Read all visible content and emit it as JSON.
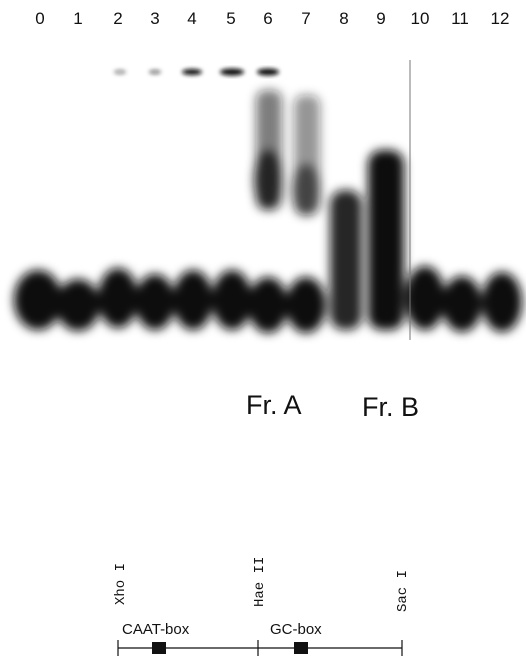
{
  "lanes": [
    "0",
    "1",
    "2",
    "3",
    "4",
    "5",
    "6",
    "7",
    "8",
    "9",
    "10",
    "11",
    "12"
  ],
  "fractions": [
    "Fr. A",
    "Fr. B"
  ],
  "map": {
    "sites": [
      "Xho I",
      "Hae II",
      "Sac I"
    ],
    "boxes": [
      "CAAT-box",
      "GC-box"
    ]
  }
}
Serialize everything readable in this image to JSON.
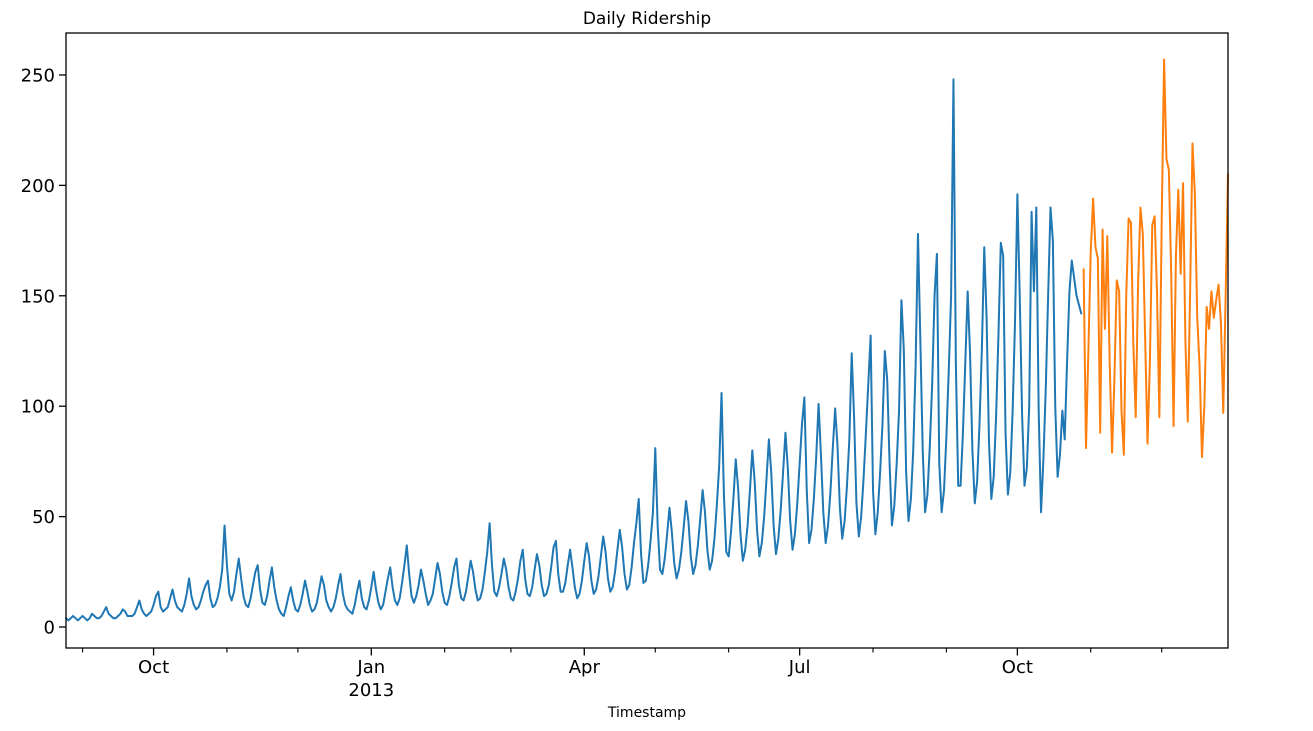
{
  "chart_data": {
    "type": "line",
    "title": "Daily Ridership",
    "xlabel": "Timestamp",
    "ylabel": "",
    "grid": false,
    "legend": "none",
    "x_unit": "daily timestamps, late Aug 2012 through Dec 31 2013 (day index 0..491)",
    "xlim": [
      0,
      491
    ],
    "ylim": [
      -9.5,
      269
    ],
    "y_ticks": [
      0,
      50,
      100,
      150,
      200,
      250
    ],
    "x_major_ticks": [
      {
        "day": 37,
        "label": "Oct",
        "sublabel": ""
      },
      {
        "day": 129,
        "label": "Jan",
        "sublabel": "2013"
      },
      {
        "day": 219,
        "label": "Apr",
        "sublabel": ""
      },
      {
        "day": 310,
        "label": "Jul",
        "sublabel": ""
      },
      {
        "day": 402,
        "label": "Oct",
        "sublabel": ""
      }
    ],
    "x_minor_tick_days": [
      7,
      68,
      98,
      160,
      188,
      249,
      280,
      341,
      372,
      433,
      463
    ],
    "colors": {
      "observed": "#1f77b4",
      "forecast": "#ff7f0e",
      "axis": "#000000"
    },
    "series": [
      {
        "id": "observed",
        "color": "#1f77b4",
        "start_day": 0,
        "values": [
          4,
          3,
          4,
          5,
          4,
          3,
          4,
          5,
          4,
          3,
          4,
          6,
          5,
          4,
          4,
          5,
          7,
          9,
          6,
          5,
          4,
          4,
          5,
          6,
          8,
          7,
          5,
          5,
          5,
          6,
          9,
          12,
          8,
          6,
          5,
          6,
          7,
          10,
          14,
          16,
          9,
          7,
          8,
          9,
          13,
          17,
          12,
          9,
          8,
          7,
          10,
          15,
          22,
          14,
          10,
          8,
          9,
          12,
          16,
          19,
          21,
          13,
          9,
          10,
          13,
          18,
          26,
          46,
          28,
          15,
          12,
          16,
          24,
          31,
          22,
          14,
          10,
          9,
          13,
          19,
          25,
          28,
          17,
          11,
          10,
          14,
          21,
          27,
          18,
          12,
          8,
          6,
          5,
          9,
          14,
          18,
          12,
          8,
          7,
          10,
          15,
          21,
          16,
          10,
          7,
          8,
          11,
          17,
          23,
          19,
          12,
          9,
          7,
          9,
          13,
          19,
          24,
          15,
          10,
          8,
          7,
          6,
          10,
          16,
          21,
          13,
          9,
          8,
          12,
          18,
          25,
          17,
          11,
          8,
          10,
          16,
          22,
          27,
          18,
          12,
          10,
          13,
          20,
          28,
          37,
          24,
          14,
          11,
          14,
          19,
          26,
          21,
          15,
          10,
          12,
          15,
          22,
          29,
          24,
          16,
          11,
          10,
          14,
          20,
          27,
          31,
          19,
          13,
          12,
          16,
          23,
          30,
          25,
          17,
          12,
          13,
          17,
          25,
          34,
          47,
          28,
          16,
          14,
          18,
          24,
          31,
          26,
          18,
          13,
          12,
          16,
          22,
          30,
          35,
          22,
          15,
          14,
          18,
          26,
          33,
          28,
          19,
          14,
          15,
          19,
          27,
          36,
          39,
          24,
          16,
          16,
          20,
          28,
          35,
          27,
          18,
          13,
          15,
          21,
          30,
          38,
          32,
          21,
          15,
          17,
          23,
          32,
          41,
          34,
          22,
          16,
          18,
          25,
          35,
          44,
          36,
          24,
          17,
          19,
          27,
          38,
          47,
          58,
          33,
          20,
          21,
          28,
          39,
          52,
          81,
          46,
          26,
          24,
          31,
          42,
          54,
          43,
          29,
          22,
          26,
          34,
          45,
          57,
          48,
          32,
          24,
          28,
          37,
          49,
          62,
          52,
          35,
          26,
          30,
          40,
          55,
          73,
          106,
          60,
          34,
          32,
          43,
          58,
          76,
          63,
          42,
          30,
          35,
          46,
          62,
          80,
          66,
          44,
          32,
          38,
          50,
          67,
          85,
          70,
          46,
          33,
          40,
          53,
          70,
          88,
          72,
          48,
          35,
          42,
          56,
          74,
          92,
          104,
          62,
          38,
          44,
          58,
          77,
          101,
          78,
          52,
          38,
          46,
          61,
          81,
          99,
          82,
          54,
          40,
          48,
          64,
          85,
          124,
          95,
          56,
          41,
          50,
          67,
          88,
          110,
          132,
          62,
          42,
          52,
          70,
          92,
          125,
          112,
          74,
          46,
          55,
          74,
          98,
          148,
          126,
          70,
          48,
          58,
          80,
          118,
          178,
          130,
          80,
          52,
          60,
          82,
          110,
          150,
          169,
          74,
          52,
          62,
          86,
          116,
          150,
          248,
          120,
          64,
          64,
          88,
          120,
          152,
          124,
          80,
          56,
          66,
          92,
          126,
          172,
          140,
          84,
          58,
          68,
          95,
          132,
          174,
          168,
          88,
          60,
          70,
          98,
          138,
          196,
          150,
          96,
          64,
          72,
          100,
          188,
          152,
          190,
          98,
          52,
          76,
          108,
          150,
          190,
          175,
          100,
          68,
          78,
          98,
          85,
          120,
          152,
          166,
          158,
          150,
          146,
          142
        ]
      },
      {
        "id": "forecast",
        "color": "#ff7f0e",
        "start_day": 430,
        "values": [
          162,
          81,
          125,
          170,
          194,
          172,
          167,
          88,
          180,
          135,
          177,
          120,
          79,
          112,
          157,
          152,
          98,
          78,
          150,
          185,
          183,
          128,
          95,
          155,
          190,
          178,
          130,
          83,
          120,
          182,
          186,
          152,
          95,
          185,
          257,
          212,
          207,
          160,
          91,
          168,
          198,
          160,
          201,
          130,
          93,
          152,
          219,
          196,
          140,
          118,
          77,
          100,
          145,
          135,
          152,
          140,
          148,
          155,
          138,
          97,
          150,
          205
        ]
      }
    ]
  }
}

━━━━━━━━━━━━━━━━

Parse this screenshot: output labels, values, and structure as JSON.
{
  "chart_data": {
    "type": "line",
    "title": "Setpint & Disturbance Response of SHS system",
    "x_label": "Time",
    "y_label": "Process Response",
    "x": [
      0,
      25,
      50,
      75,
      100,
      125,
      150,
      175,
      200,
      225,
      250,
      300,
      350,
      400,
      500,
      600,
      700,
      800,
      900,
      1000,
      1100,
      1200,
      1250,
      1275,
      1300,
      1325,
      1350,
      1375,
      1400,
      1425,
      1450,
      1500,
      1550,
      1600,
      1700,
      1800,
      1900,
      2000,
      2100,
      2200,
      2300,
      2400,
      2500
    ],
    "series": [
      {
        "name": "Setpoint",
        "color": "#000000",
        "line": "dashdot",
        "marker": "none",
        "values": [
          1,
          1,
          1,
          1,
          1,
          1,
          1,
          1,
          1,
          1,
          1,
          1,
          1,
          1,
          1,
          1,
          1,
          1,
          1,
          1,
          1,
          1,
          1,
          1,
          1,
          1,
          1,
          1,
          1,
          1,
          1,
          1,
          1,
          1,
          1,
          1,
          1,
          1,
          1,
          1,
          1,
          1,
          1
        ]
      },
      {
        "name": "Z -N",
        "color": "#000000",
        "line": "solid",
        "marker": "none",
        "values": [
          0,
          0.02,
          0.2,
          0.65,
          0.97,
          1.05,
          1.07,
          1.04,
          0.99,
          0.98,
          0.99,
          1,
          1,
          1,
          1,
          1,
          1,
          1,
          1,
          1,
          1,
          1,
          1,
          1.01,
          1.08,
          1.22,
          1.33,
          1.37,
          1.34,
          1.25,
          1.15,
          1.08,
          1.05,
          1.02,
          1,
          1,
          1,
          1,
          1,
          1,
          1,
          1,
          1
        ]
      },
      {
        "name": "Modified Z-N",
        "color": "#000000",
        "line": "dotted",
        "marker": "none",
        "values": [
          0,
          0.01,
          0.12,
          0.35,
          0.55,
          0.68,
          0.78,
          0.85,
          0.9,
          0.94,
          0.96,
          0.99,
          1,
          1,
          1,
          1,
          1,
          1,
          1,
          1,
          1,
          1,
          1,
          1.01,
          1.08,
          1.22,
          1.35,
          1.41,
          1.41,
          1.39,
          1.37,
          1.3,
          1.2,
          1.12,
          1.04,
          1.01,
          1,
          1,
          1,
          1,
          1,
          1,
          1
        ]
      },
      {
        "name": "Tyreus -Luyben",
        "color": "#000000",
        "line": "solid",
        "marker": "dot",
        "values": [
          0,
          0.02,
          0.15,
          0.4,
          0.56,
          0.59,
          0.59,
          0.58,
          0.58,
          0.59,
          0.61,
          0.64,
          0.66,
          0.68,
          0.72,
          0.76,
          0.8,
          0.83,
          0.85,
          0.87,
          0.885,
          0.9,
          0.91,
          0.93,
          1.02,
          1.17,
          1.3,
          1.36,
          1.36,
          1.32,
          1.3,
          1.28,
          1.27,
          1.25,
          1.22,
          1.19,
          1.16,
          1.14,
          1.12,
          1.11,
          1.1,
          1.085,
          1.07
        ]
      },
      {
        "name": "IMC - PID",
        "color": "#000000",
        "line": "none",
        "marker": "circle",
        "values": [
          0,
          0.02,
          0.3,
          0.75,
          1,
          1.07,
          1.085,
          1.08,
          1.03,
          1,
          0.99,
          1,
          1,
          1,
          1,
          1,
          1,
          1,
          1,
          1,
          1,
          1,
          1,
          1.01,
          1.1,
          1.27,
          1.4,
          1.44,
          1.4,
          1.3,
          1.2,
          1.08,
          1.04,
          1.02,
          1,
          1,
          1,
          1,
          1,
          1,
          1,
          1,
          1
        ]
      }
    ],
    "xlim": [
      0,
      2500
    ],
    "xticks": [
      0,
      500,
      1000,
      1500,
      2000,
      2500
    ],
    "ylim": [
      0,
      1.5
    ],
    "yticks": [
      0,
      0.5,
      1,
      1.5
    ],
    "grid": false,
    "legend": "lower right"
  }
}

━━━━━━━━━━━━━━━━

Given request –
Read the entries and show each line that mentions "this".

Written response –
Serialize everything readable in this image to JSON.
Parse this screenshot: output labels, values, and structure as JSON.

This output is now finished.